::: Excerpted records

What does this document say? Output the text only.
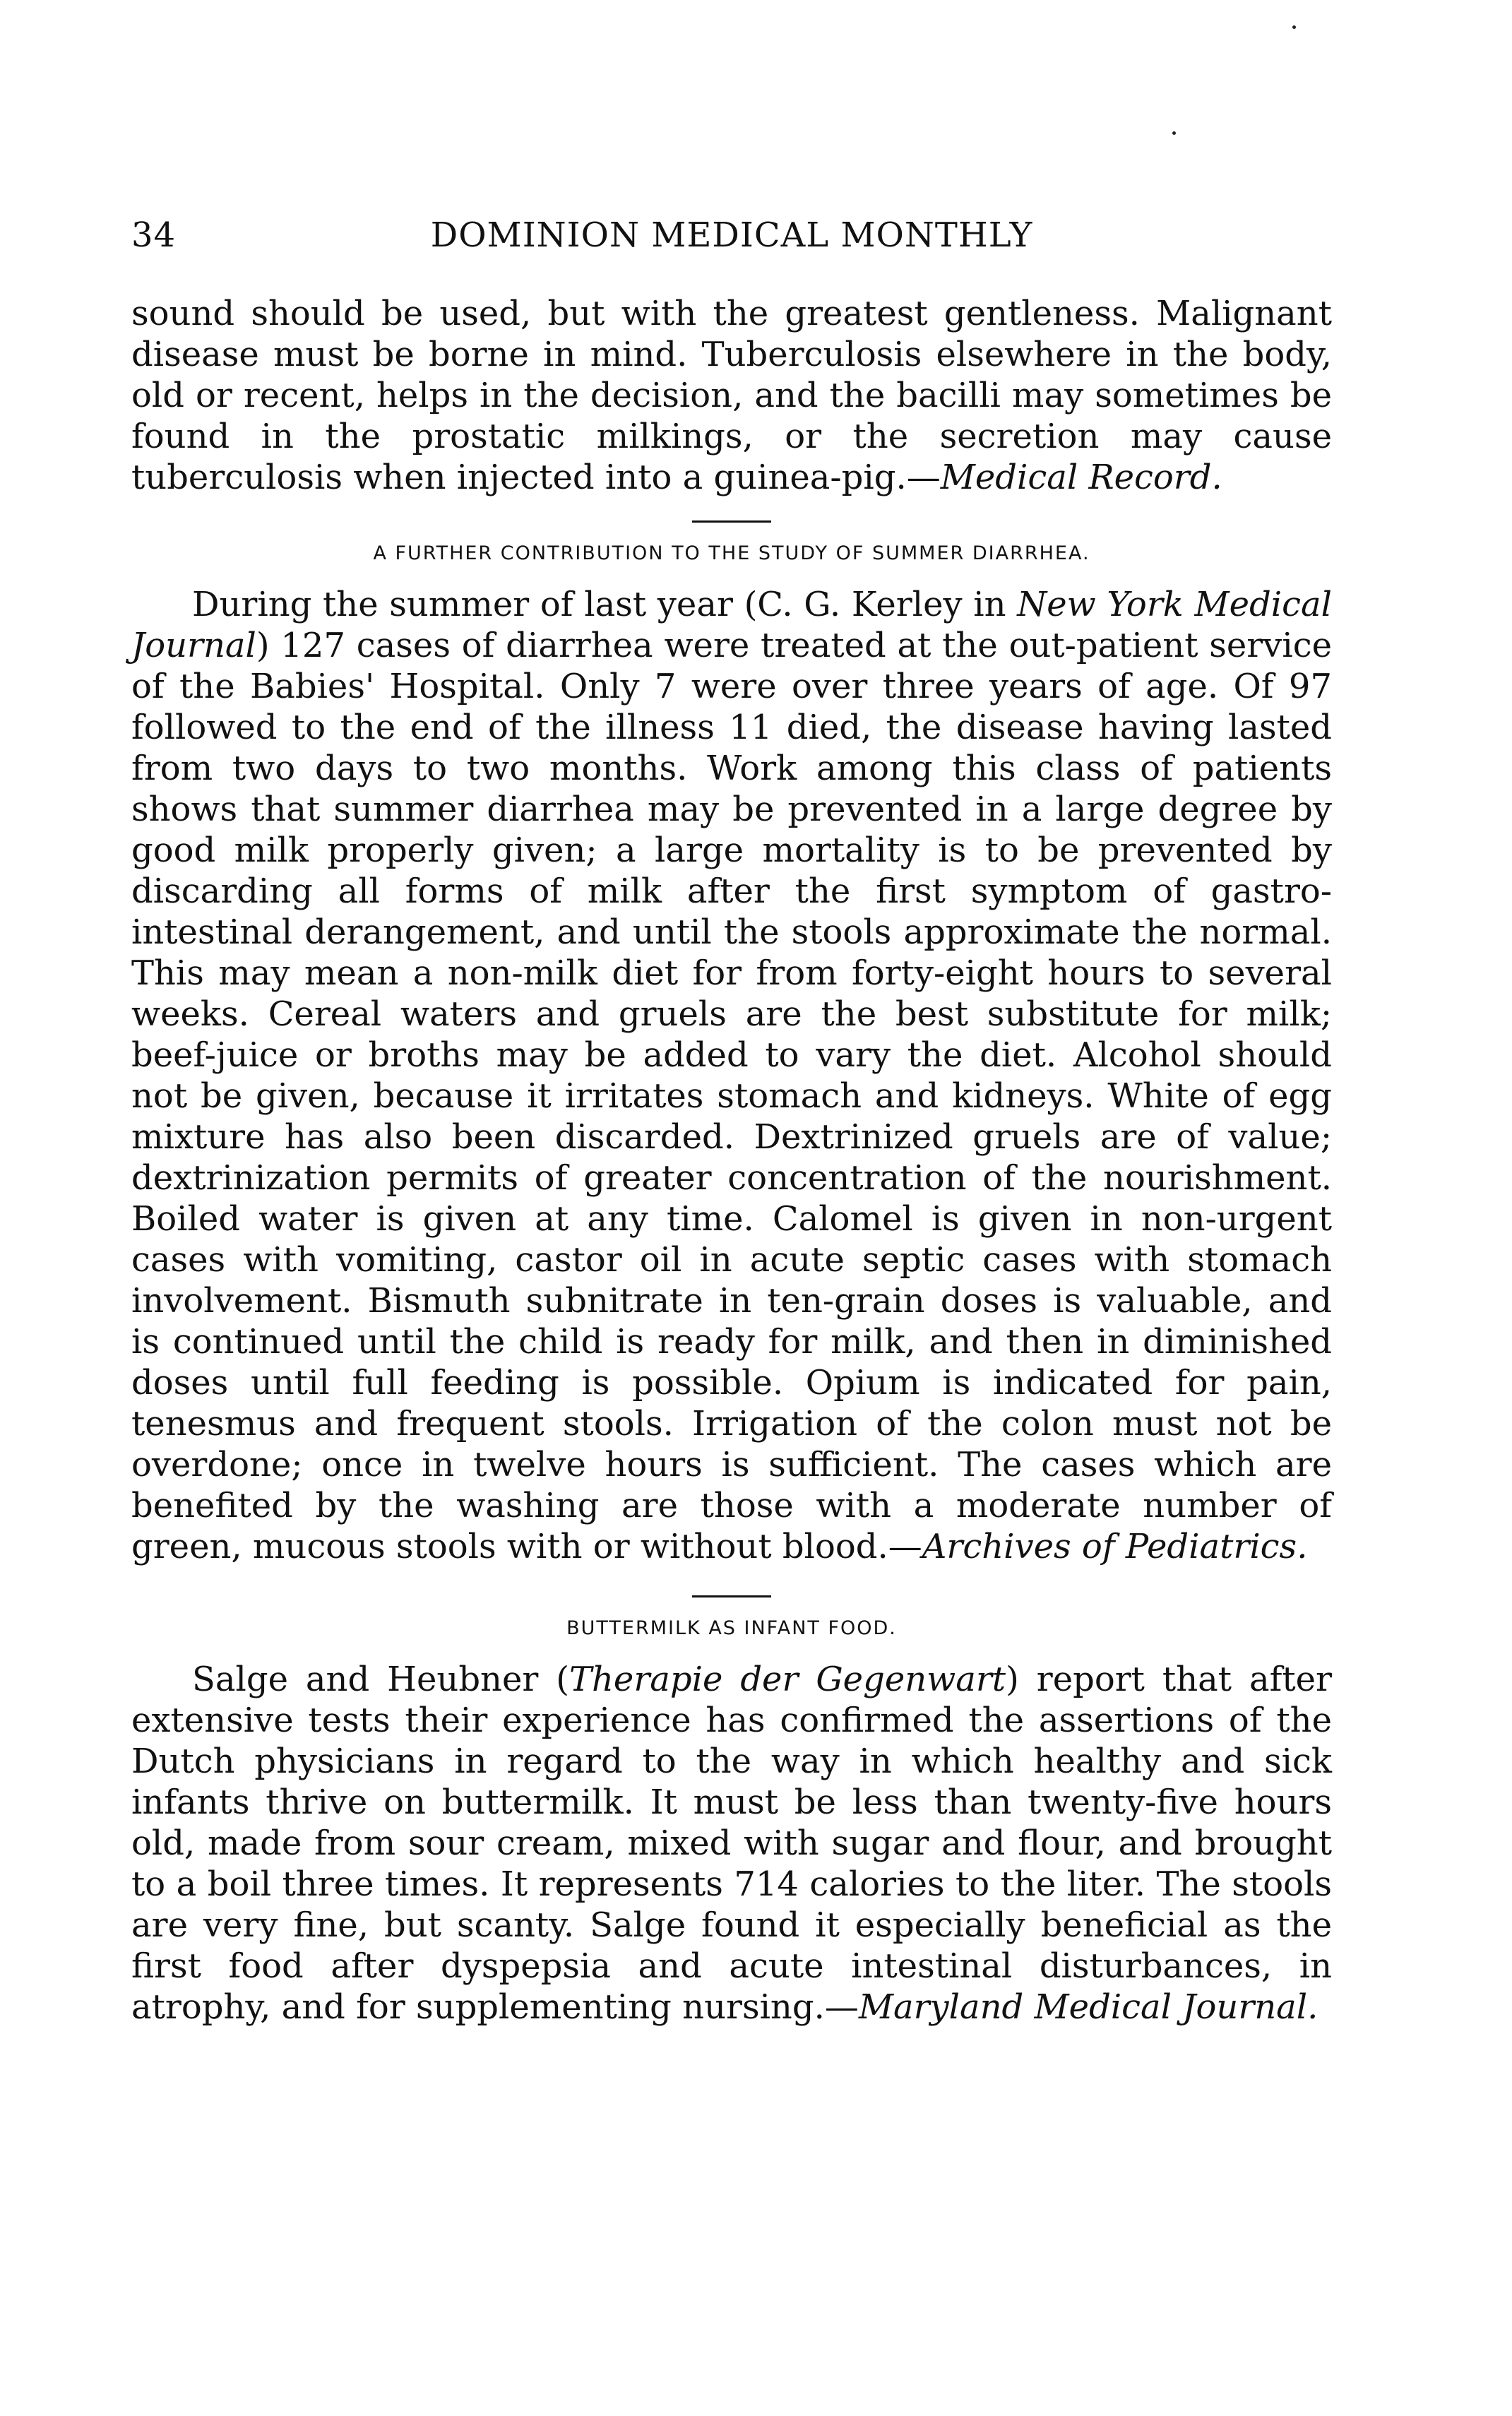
34	DOMINION MEDICAL MONTHLY

sound should be used, but with the greatest gentleness. Malignant disease must be borne in mind. Tuberculosis elsewhere in the body, old or recent, helps in the decision, and the bacilli may sometimes be found in the prostatic milkings, or the secretion may cause tuberculosis when injected into a guinea-pig.—Medical Record.

A FURTHER CONTRIBUTION TO THE STUDY OF SUMMER DIARRHEA.

During the summer of last year (C. G. Kerley in New York Medical Journal) 127 cases of diarrhea were treated at the out-patient service of the Babies' Hospital. Only 7 were over three years of age. Of 97 followed to the end of the illness 11 died, the disease having lasted from two days to two months. Work among this class of patients shows that summer diarrhea may be prevented in a large degree by good milk properly given; a large mortality is to be prevented by discarding all forms of milk after the first symptom of gastro-intestinal derangement, and until the stools approximate the normal. This may mean a non-milk diet for from forty-eight hours to several weeks. Cereal waters and gruels are the best substitute for milk; beef-juice or broths may be added to vary the diet. Alcohol should not be given, because it irritates stomach and kidneys. White of egg mixture has also been discarded. Dextrinized gruels are of value; dextrinization permits of greater concentration of the nourishment. Boiled water is given at any time. Calomel is given in non-urgent cases with vomiting, castor oil in acute septic cases with stomach involvement. Bismuth subnitrate in ten-grain doses is valuable, and is continued until the child is ready for milk, and then in diminished doses until full feeding is possible. Opium is indicated for pain, tenesmus and frequent stools. Irrigation of the colon must not be overdone; once in twelve hours is sufficient. The cases which are benefited by the washing are those with a moderate number of green, mucous stools with or without blood.—Archives of Pediatrics.

BUTTERMILK AS INFANT FOOD.

Salge and Heubner (Therapie der Gegenwart) report that after extensive tests their experience has confirmed the assertions of the Dutch physicians in regard to the way in which healthy and sick infants thrive on buttermilk. It must be less than twenty-five hours old, made from sour cream, mixed with sugar and flour, and brought to a boil three times. It represents 714 calories to the liter. The stools are very fine, but scanty. Salge found it especially beneficial as the first food after dyspepsia and acute intestinal disturbances, in atrophy, and for supplementing nursing.—Maryland Medical Journal.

::::::

● What is required
Collect from the data above every line that includes "found".

● Response for this exercise
sound should be used, but with the greatest gentleness. Malignant disease must be borne in mind. Tuberculosis elsewhere in the body, old or recent, helps in the decision, and the bacilli may sometimes be found in the prostatic milkings, or the secretion may cause tuberculosis when injected into a guinea-pig.—Medical Record.
Salge and Heubner (Therapie der Gegenwart) report that after extensive tests their experience has confirmed the assertions of the Dutch physicians in regard to the way in which healthy and sick infants thrive on buttermilk. It must be less than twenty-five hours old, made from sour cream, mixed with sugar and flour, and brought to a boil three times. It represents 714 calories to the liter. The stools are very fine, but scanty. Salge found it especially beneficial as the first food after dyspepsia and acute intestinal disturbances, in atrophy, and for supplementing nursing.—Maryland Medical Journal.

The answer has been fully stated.